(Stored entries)
▬▬▬

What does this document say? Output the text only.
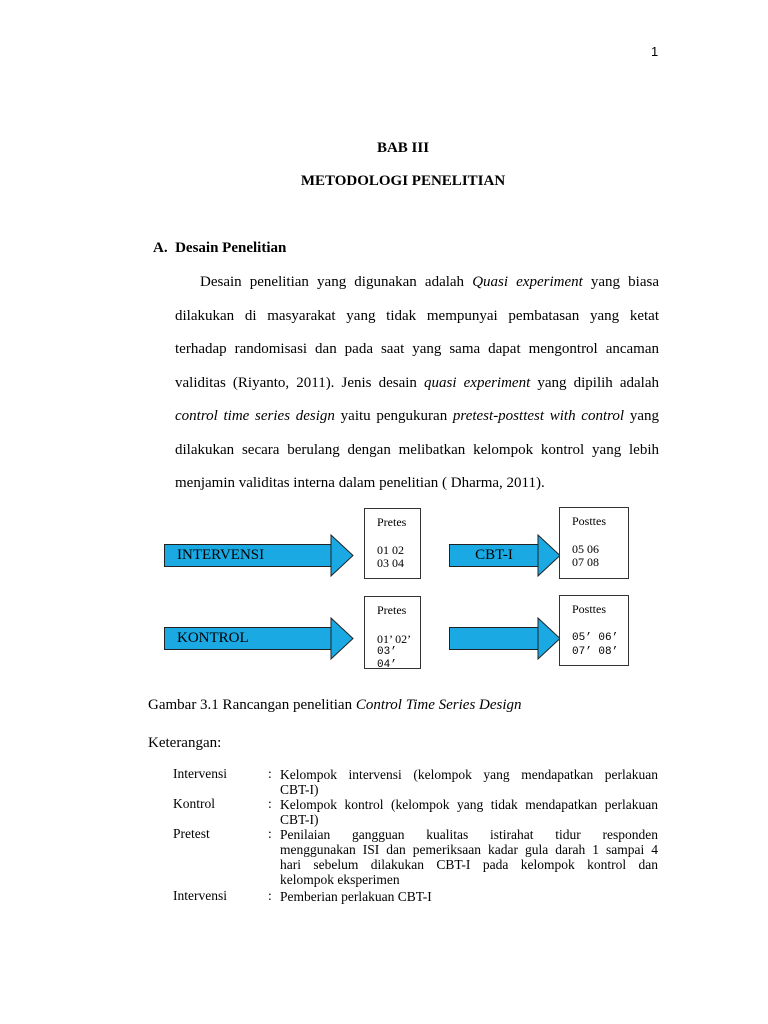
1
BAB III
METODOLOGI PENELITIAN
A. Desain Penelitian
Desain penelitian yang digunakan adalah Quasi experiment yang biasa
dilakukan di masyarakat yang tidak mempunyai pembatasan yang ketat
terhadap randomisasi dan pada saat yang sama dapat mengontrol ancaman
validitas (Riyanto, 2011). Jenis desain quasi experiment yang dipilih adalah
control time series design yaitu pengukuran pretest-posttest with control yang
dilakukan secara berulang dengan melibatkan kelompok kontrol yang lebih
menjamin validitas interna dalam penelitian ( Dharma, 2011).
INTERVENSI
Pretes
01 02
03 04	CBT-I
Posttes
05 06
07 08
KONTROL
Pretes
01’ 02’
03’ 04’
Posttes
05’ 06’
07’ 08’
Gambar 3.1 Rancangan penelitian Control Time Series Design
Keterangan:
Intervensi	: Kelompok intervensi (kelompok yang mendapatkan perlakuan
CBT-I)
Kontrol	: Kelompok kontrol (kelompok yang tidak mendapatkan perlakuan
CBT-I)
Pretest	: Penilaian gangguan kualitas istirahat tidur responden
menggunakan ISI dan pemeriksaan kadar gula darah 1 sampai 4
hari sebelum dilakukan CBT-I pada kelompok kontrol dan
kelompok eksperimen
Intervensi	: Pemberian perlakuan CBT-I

▬▬▬

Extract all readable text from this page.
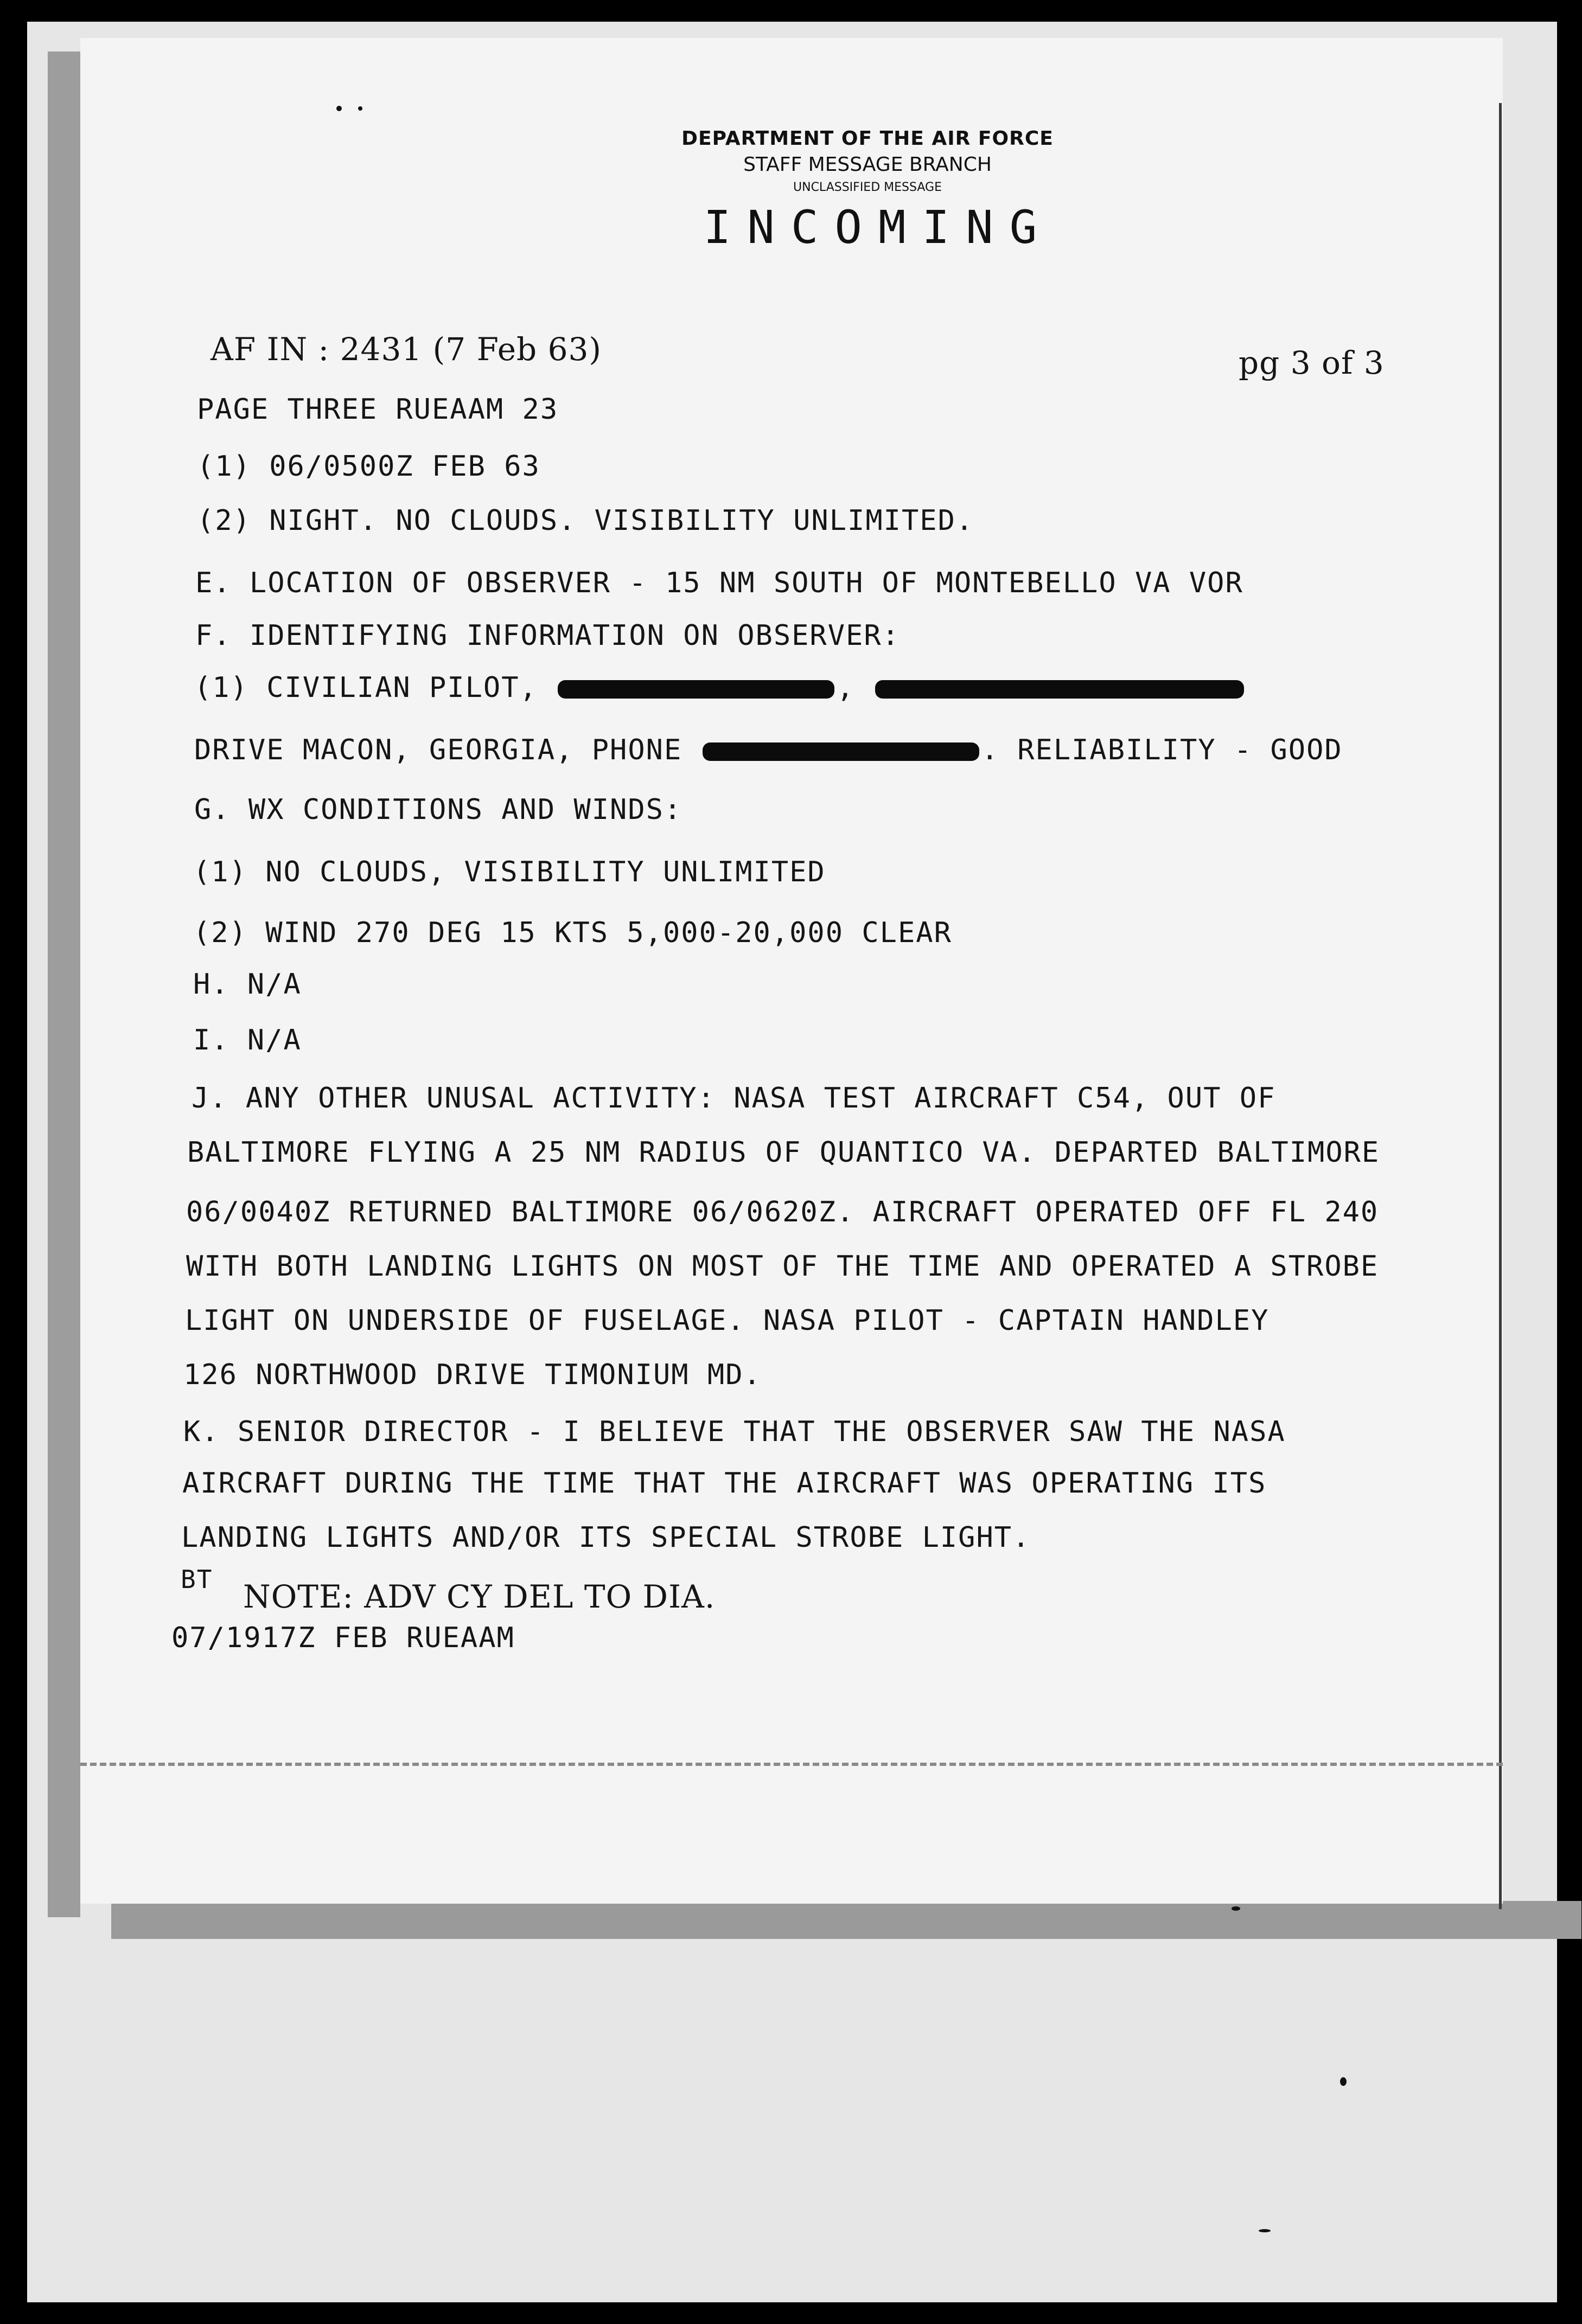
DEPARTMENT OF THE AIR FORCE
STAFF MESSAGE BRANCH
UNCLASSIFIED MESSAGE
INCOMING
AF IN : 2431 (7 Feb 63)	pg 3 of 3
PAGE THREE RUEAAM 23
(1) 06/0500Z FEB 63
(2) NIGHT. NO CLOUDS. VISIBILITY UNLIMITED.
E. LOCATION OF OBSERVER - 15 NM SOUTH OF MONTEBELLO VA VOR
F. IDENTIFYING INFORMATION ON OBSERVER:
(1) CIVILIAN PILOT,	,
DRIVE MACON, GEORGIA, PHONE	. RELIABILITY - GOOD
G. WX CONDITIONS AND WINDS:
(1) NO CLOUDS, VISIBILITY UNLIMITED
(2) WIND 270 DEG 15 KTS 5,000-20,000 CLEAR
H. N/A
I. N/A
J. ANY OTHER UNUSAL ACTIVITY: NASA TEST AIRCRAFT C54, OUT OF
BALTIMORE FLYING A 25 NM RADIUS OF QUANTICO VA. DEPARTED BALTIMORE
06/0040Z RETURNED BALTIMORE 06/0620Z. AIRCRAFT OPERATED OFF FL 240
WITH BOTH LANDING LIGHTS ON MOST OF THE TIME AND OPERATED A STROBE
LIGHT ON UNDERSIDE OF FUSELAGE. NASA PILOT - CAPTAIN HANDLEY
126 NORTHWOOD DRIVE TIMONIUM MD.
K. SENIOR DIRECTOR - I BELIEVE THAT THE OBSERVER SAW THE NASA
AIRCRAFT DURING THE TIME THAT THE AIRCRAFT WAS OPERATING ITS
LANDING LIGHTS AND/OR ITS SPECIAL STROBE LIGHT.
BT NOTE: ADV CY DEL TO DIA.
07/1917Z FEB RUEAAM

▬▬▬

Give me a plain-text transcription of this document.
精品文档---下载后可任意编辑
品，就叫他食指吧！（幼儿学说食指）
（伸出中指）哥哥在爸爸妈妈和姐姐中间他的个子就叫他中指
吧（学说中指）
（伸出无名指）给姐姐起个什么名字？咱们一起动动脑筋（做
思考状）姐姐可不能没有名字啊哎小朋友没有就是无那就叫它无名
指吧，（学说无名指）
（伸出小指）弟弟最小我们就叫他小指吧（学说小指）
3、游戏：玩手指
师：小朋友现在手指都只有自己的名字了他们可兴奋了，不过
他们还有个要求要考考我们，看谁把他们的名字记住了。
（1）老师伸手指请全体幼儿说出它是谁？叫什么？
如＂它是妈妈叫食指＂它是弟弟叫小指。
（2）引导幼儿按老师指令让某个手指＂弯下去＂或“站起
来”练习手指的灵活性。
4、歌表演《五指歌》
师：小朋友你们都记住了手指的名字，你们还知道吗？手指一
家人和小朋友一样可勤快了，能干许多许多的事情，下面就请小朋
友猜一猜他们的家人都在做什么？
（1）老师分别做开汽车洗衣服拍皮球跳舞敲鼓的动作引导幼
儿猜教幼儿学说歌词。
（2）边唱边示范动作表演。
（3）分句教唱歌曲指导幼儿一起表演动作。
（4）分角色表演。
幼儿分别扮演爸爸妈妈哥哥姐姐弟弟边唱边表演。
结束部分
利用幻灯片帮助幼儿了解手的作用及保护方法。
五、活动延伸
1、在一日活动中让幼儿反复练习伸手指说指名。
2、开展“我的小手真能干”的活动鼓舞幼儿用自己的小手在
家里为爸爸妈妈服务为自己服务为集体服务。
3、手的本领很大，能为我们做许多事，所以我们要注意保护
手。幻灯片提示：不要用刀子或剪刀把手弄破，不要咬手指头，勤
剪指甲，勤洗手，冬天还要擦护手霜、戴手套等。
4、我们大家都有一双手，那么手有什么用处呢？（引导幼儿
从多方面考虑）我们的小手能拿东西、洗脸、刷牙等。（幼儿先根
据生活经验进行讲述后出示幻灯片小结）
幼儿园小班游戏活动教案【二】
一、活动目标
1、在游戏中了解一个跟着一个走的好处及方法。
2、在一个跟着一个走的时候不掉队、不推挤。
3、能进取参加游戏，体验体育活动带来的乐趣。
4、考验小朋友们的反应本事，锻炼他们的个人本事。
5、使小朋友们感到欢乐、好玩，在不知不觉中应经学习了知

▬▬▬

→ Exercise directions: Tell how many lines in the records above contain "LANDING", giving the number and no other words.

→ Written response: 2